= Goal of the exercise =
Copy the data exactly as it appears, and do not include any pictures.

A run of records

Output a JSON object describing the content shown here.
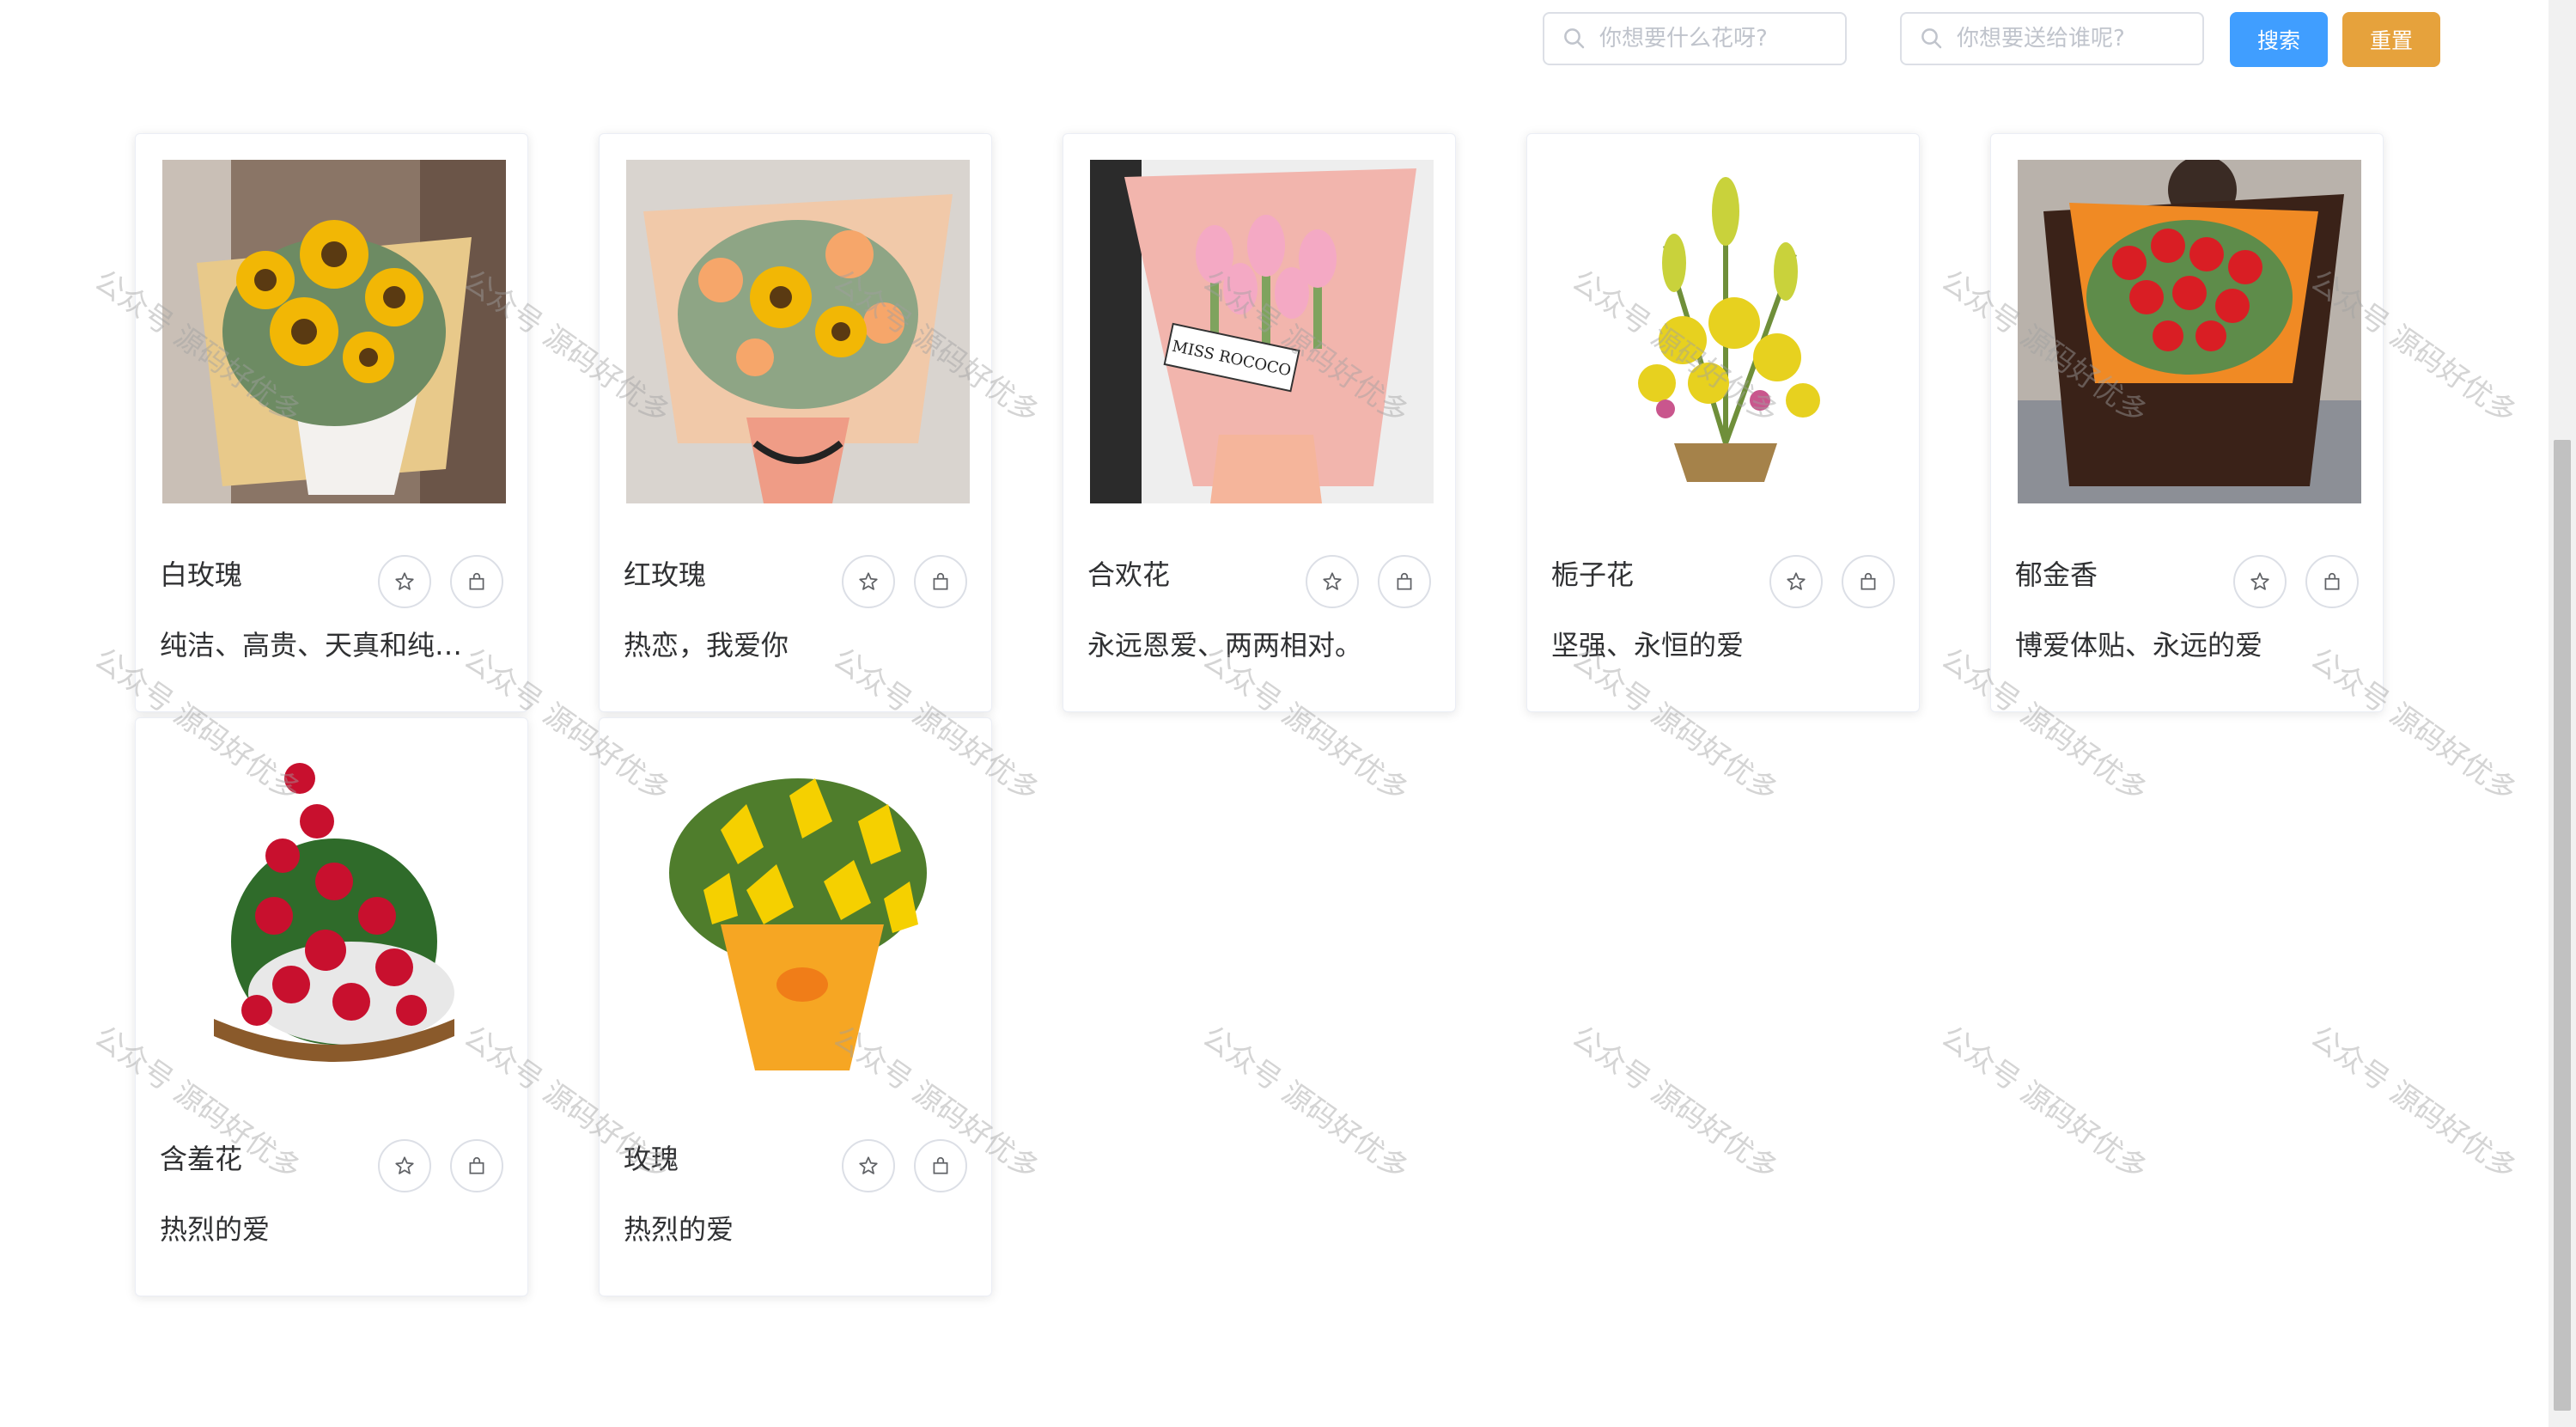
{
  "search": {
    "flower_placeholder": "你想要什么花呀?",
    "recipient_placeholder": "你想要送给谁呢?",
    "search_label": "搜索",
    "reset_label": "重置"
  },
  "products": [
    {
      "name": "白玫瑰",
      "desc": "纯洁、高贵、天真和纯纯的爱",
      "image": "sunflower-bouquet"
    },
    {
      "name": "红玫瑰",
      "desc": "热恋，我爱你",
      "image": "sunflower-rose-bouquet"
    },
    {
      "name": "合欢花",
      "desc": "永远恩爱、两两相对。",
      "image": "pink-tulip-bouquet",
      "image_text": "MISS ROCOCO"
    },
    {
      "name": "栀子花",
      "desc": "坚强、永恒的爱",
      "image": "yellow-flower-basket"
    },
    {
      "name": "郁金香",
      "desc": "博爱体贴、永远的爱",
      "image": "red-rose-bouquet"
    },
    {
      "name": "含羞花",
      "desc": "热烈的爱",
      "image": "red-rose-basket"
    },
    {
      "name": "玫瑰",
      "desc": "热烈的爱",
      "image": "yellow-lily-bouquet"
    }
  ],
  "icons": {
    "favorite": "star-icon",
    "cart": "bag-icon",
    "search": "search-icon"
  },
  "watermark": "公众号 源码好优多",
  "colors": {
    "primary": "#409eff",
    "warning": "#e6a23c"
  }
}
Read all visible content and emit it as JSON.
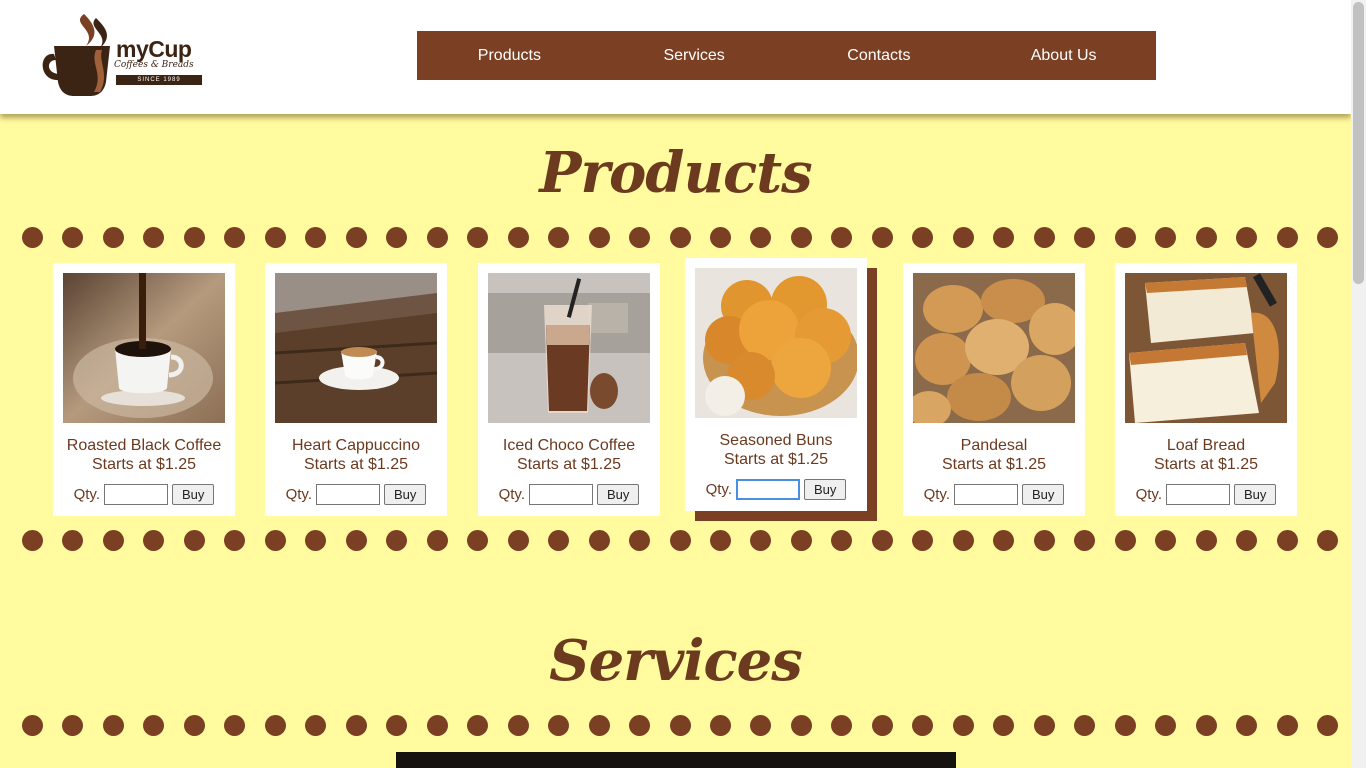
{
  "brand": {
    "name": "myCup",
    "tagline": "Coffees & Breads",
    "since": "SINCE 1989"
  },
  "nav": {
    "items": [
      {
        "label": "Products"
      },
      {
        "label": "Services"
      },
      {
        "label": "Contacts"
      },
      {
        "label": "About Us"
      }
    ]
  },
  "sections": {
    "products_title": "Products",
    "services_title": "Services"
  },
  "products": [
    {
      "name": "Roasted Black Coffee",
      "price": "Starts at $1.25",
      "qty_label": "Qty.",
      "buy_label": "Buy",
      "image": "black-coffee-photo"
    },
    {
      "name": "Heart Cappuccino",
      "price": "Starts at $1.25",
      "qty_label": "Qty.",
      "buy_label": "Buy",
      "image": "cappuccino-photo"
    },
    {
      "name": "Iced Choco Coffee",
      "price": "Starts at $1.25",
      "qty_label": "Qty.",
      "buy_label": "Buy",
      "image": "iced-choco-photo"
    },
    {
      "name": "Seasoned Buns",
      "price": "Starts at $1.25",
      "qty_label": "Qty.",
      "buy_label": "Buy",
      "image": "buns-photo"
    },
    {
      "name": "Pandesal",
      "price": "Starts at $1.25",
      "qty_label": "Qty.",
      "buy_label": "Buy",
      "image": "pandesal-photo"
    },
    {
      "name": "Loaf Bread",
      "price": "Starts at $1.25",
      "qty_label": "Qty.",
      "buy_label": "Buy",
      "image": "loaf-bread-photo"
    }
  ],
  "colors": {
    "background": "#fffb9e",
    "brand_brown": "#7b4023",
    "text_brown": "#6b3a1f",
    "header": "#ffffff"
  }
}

= Task result =
Output a JSON object describing the content shown here.
{
  "search": {
    "flower_placeholder": "你想要什么花呀?",
    "recipient_placeholder": "你想要送给谁呢?",
    "search_label": "搜索",
    "reset_label": "重置"
  },
  "products": [
    {
      "name": "白玫瑰",
      "desc": "纯洁、高贵、天真和纯纯的爱",
      "image": "sunflower-bouquet"
    },
    {
      "name": "红玫瑰",
      "desc": "热恋，我爱你",
      "image": "sunflower-rose-bouquet"
    },
    {
      "name": "合欢花",
      "desc": "永远恩爱、两两相对。",
      "image": "pink-tulip-bouquet",
      "image_text": "MISS ROCOCO"
    },
    {
      "name": "栀子花",
      "desc": "坚强、永恒的爱",
      "image": "yellow-flower-basket"
    },
    {
      "name": "郁金香",
      "desc": "博爱体贴、永远的爱",
      "image": "red-rose-bouquet"
    },
    {
      "name": "含羞花",
      "desc": "热烈的爱",
      "image": "red-rose-basket"
    },
    {
      "name": "玫瑰",
      "desc": "热烈的爱",
      "image": "yellow-lily-bouquet"
    }
  ],
  "icons": {
    "favorite": "star-icon",
    "cart": "bag-icon",
    "search": "search-icon"
  },
  "watermark": "公众号 源码好优多",
  "colors": {
    "primary": "#409eff",
    "warning": "#e6a23c"
  }
}
Read all visible content and emit it as JSON.
{
  "brand": {
    "name": "myCup",
    "tagline": "Coffees & Breads",
    "since": "SINCE 1989"
  },
  "nav": {
    "items": [
      {
        "label": "Products"
      },
      {
        "label": "Services"
      },
      {
        "label": "Contacts"
      },
      {
        "label": "About Us"
      }
    ]
  },
  "sections": {
    "products_title": "Products",
    "services_title": "Services"
  },
  "products": [
    {
      "name": "Roasted Black Coffee",
      "price": "Starts at $1.25",
      "qty_label": "Qty.",
      "buy_label": "Buy",
      "image": "black-coffee-photo"
    },
    {
      "name": "Heart Cappuccino",
      "price": "Starts at $1.25",
      "qty_label": "Qty.",
      "buy_label": "Buy",
      "image": "cappuccino-photo"
    },
    {
      "name": "Iced Choco Coffee",
      "price": "Starts at $1.25",
      "qty_label": "Qty.",
      "buy_label": "Buy",
      "image": "iced-choco-photo"
    },
    {
      "name": "Seasoned Buns",
      "price": "Starts at $1.25",
      "qty_label": "Qty.",
      "buy_label": "Buy",
      "image": "buns-photo"
    },
    {
      "name": "Pandesal",
      "price": "Starts at $1.25",
      "qty_label": "Qty.",
      "buy_label": "Buy",
      "image": "pandesal-photo"
    },
    {
      "name": "Loaf Bread",
      "price": "Starts at $1.25",
      "qty_label": "Qty.",
      "buy_label": "Buy",
      "image": "loaf-bread-photo"
    }
  ],
  "colors": {
    "background": "#fffb9e",
    "brand_brown": "#7b4023",
    "text_brown": "#6b3a1f",
    "header": "#ffffff"
  }
}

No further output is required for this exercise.